## Work to do
Print the data exactly as it is given, please.

## Data extract
[start]
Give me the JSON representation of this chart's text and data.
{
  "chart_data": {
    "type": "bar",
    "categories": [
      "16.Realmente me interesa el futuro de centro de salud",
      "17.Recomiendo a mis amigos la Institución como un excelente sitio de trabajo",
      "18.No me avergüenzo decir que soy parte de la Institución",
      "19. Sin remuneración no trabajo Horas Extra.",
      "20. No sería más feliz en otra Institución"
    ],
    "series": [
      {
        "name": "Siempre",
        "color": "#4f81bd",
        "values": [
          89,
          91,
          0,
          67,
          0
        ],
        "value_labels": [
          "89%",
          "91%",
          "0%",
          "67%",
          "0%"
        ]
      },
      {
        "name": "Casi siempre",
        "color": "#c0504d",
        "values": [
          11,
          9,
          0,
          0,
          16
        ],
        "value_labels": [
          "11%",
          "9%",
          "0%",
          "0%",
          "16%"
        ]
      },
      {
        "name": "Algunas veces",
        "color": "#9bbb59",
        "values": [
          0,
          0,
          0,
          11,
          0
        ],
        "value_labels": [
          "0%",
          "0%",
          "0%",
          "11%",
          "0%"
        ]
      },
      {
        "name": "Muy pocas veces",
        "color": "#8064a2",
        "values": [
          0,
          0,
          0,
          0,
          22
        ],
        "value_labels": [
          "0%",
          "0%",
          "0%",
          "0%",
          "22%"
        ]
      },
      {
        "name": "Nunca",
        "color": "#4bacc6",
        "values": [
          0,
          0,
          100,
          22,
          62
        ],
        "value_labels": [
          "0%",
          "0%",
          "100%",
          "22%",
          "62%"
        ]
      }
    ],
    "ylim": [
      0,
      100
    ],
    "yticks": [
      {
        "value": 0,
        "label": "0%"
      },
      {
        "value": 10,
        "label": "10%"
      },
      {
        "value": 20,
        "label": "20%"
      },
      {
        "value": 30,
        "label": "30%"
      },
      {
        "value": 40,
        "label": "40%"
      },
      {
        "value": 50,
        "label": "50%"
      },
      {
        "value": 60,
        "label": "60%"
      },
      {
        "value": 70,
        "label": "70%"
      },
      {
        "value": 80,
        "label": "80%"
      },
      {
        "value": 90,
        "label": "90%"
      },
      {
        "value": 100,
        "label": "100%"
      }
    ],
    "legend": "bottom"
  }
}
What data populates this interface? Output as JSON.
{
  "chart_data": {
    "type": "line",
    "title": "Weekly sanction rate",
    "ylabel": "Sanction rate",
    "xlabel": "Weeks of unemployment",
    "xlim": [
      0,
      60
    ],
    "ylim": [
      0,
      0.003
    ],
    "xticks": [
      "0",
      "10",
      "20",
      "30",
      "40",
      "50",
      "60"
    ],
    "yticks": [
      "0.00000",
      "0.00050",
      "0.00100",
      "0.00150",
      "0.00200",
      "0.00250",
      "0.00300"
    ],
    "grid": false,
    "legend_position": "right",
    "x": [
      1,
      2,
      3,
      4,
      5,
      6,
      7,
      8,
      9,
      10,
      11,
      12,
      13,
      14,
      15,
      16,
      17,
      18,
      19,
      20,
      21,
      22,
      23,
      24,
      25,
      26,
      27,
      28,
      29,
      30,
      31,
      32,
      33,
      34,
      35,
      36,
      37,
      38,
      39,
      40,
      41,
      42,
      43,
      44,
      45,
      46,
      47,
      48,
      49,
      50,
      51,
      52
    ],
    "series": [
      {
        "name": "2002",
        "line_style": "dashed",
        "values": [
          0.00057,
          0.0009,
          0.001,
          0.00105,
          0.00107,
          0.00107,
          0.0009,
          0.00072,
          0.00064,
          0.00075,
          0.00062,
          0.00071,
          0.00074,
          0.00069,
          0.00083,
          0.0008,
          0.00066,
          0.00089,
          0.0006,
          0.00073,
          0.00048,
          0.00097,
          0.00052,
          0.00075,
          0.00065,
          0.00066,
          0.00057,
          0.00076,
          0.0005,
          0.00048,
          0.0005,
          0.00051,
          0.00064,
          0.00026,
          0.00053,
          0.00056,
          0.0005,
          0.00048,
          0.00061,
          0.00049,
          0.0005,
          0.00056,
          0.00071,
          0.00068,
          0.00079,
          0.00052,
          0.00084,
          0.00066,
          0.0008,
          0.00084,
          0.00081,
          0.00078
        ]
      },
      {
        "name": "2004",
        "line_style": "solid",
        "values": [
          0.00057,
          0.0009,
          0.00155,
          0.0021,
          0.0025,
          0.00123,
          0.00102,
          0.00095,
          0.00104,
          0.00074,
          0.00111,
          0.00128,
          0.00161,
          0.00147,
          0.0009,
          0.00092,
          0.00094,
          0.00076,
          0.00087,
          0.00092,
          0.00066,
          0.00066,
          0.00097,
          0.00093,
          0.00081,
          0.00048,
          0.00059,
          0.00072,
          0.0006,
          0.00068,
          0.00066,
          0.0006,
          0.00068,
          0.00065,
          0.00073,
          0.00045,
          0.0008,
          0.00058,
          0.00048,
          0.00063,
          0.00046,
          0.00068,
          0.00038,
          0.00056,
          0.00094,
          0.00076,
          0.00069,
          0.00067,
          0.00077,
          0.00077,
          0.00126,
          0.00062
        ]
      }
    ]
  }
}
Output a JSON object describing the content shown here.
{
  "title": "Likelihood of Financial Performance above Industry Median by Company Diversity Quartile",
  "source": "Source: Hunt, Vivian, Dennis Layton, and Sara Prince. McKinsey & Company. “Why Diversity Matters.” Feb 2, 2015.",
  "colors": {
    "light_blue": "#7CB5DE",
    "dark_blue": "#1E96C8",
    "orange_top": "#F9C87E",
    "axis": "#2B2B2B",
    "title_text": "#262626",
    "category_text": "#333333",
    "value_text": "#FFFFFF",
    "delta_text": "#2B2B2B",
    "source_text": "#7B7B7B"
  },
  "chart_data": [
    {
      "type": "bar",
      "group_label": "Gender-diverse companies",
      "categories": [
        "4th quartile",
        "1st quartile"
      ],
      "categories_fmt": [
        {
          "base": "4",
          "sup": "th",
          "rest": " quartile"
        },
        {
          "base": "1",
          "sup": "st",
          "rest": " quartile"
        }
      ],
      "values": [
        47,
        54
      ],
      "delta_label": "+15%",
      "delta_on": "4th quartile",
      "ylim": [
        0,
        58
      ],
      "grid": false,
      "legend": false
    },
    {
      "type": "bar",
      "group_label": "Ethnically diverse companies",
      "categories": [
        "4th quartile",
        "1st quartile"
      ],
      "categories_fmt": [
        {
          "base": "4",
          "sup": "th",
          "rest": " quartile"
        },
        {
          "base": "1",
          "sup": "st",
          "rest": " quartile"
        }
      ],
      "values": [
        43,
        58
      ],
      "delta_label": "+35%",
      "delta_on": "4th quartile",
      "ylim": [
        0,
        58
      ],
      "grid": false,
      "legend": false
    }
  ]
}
[end]
## Correct response
Give me the JSON representation of this chart's text and data.
{
  "chart_data": {
    "type": "bar",
    "categories": [
      "16.Realmente me interesa el futuro de centro de salud",
      "17.Recomiendo a mis amigos la Institución como un excelente sitio de trabajo",
      "18.No me avergüenzo decir que soy parte de la Institución",
      "19. Sin remuneración no trabajo Horas Extra.",
      "20. No sería más feliz en otra Institución"
    ],
    "series": [
      {
        "name": "Siempre",
        "color": "#4f81bd",
        "values": [
          89,
          91,
          0,
          67,
          0
        ],
        "value_labels": [
          "89%",
          "91%",
          "0%",
          "67%",
          "0%"
        ]
      },
      {
        "name": "Casi siempre",
        "color": "#c0504d",
        "values": [
          11,
          9,
          0,
          0,
          16
        ],
        "value_labels": [
          "11%",
          "9%",
          "0%",
          "0%",
          "16%"
        ]
      },
      {
        "name": "Algunas veces",
        "color": "#9bbb59",
        "values": [
          0,
          0,
          0,
          11,
          0
        ],
        "value_labels": [
          "0%",
          "0%",
          "0%",
          "11%",
          "0%"
        ]
      },
      {
        "name": "Muy pocas veces",
        "color": "#8064a2",
        "values": [
          0,
          0,
          0,
          0,
          22
        ],
        "value_labels": [
          "0%",
          "0%",
          "0%",
          "0%",
          "22%"
        ]
      },
      {
        "name": "Nunca",
        "color": "#4bacc6",
        "values": [
          0,
          0,
          100,
          22,
          62
        ],
        "value_labels": [
          "0%",
          "0%",
          "100%",
          "22%",
          "62%"
        ]
      }
    ],
    "ylim": [
      0,
      100
    ],
    "yticks": [
      {
        "value": 0,
        "label": "0%"
      },
      {
        "value": 10,
        "label": "10%"
      },
      {
        "value": 20,
        "label": "20%"
      },
      {
        "value": 30,
        "label": "30%"
      },
      {
        "value": 40,
        "label": "40%"
      },
      {
        "value": 50,
        "label": "50%"
      },
      {
        "value": 60,
        "label": "60%"
      },
      {
        "value": 70,
        "label": "70%"
      },
      {
        "value": 80,
        "label": "80%"
      },
      {
        "value": 90,
        "label": "90%"
      },
      {
        "value": 100,
        "label": "100%"
      }
    ],
    "legend": "bottom"
  }
}
What data populates this interface? Output as JSON.
{
  "chart_data": {
    "type": "line",
    "title": "Weekly sanction rate",
    "ylabel": "Sanction rate",
    "xlabel": "Weeks of unemployment",
    "xlim": [
      0,
      60
    ],
    "ylim": [
      0,
      0.003
    ],
    "xticks": [
      "0",
      "10",
      "20",
      "30",
      "40",
      "50",
      "60"
    ],
    "yticks": [
      "0.00000",
      "0.00050",
      "0.00100",
      "0.00150",
      "0.00200",
      "0.00250",
      "0.00300"
    ],
    "grid": false,
    "legend_position": "right",
    "x": [
      1,
      2,
      3,
      4,
      5,
      6,
      7,
      8,
      9,
      10,
      11,
      12,
      13,
      14,
      15,
      16,
      17,
      18,
      19,
      20,
      21,
      22,
      23,
      24,
      25,
      26,
      27,
      28,
      29,
      30,
      31,
      32,
      33,
      34,
      35,
      36,
      37,
      38,
      39,
      40,
      41,
      42,
      43,
      44,
      45,
      46,
      47,
      48,
      49,
      50,
      51,
      52
    ],
    "series": [
      {
        "name": "2002",
        "line_style": "dashed",
        "values": [
          0.00057,
          0.0009,
          0.001,
          0.00105,
          0.00107,
          0.00107,
          0.0009,
          0.00072,
          0.00064,
          0.00075,
          0.00062,
          0.00071,
          0.00074,
          0.00069,
          0.00083,
          0.0008,
          0.00066,
          0.00089,
          0.0006,
          0.00073,
          0.00048,
          0.00097,
          0.00052,
          0.00075,
          0.00065,
          0.00066,
          0.00057,
          0.00076,
          0.0005,
          0.00048,
          0.0005,
          0.00051,
          0.00064,
          0.00026,
          0.00053,
          0.00056,
          0.0005,
          0.00048,
          0.00061,
          0.00049,
          0.0005,
          0.00056,
          0.00071,
          0.00068,
          0.00079,
          0.00052,
          0.00084,
          0.00066,
          0.0008,
          0.00084,
          0.00081,
          0.00078
        ]
      },
      {
        "name": "2004",
        "line_style": "solid",
        "values": [
          0.00057,
          0.0009,
          0.00155,
          0.0021,
          0.0025,
          0.00123,
          0.00102,
          0.00095,
          0.00104,
          0.00074,
          0.00111,
          0.00128,
          0.00161,
          0.00147,
          0.0009,
          0.00092,
          0.00094,
          0.00076,
          0.00087,
          0.00092,
          0.00066,
          0.00066,
          0.00097,
          0.00093,
          0.00081,
          0.00048,
          0.00059,
          0.00072,
          0.0006,
          0.00068,
          0.00066,
          0.0006,
          0.00068,
          0.00065,
          0.00073,
          0.00045,
          0.0008,
          0.00058,
          0.00048,
          0.00063,
          0.00046,
          0.00068,
          0.00038,
          0.00056,
          0.00094,
          0.00076,
          0.00069,
          0.00067,
          0.00077,
          0.00077,
          0.00126,
          0.00062
        ]
      }
    ]
  }
}
Output a JSON object describing the content shown here.
{
  "title": "Likelihood of Financial Performance above Industry Median by Company Diversity Quartile",
  "source": "Source: Hunt, Vivian, Dennis Layton, and Sara Prince. McKinsey & Company. “Why Diversity Matters.” Feb 2, 2015.",
  "colors": {
    "light_blue": "#7CB5DE",
    "dark_blue": "#1E96C8",
    "orange_top": "#F9C87E",
    "axis": "#2B2B2B",
    "title_text": "#262626",
    "category_text": "#333333",
    "value_text": "#FFFFFF",
    "delta_text": "#2B2B2B",
    "source_text": "#7B7B7B"
  },
  "chart_data": [
    {
      "type": "bar",
      "group_label": "Gender-diverse companies",
      "categories": [
        "4th quartile",
        "1st quartile"
      ],
      "categories_fmt": [
        {
          "base": "4",
          "sup": "th",
          "rest": " quartile"
        },
        {
          "base": "1",
          "sup": "st",
          "rest": " quartile"
        }
      ],
      "values": [
        47,
        54
      ],
      "delta_label": "+15%",
      "delta_on": "4th quartile",
      "ylim": [
        0,
        58
      ],
      "grid": false,
      "legend": false
    },
    {
      "type": "bar",
      "group_label": "Ethnically diverse companies",
      "categories": [
        "4th quartile",
        "1st quartile"
      ],
      "categories_fmt": [
        {
          "base": "4",
          "sup": "th",
          "rest": " quartile"
        },
        {
          "base": "1",
          "sup": "st",
          "rest": " quartile"
        }
      ],
      "values": [
        43,
        58
      ],
      "delta_label": "+35%",
      "delta_on": "4th quartile",
      "ylim": [
        0,
        58
      ],
      "grid": false,
      "legend": false
    }
  ]
}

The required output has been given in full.